WHAT THE EXERCISE ASKS –
Check each line of the records below and collect those holding "While".
....
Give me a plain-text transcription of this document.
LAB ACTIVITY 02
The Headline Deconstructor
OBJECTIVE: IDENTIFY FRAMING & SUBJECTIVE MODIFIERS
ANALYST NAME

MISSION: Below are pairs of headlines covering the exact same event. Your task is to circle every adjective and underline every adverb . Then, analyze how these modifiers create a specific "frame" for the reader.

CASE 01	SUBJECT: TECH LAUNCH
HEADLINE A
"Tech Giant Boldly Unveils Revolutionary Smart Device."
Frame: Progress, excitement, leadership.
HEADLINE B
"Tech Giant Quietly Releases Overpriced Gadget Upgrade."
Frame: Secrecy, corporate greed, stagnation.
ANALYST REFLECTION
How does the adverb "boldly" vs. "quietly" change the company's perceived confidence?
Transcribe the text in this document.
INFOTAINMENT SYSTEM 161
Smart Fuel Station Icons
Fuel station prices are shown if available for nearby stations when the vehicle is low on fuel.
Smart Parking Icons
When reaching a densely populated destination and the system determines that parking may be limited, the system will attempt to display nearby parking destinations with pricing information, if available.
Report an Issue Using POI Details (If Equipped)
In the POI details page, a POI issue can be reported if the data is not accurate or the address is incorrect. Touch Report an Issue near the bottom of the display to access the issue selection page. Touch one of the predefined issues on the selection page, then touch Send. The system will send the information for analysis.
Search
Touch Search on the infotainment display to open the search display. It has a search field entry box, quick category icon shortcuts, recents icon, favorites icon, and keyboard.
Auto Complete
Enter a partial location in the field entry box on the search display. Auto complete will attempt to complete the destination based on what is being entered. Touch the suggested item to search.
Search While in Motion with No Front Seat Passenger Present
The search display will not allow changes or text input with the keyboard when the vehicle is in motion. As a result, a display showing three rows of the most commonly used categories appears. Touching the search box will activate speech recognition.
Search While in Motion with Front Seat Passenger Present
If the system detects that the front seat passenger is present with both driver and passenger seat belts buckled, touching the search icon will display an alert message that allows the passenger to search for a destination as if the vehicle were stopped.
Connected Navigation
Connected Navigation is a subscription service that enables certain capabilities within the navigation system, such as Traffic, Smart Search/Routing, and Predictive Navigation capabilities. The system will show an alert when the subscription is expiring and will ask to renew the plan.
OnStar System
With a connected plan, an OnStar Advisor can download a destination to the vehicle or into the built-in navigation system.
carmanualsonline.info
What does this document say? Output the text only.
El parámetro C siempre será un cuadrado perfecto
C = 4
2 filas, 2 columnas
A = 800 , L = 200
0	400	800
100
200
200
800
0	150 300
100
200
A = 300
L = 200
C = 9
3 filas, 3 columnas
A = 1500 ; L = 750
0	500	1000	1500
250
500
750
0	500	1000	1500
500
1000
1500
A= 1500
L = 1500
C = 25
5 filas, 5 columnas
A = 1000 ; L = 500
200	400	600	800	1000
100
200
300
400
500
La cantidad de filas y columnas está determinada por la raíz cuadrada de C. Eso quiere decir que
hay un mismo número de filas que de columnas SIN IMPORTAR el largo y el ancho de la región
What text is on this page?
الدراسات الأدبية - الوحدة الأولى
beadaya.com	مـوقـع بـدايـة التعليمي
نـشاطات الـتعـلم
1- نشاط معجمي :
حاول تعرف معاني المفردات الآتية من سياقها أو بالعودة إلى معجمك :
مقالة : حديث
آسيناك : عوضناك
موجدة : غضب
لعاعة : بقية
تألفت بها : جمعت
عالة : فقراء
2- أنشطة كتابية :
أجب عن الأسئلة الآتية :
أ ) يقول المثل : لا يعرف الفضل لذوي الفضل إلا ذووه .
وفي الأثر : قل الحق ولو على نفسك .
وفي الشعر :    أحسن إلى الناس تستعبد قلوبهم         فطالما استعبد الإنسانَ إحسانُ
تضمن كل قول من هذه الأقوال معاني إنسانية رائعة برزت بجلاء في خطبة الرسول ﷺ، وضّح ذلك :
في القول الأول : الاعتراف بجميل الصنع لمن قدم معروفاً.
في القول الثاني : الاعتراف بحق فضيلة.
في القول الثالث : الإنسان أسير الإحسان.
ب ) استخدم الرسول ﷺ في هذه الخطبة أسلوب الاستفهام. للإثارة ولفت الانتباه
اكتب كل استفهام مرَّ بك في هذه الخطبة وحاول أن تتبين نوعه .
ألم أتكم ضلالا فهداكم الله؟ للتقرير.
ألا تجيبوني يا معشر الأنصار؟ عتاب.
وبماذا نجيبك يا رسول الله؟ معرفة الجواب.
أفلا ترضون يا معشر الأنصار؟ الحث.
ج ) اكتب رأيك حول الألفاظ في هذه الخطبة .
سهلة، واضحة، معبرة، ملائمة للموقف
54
....
ANSWER IN FULL –
Search While in Motion with No Front Seat Passenger Present
Search While in Motion with Front Seat Passenger Present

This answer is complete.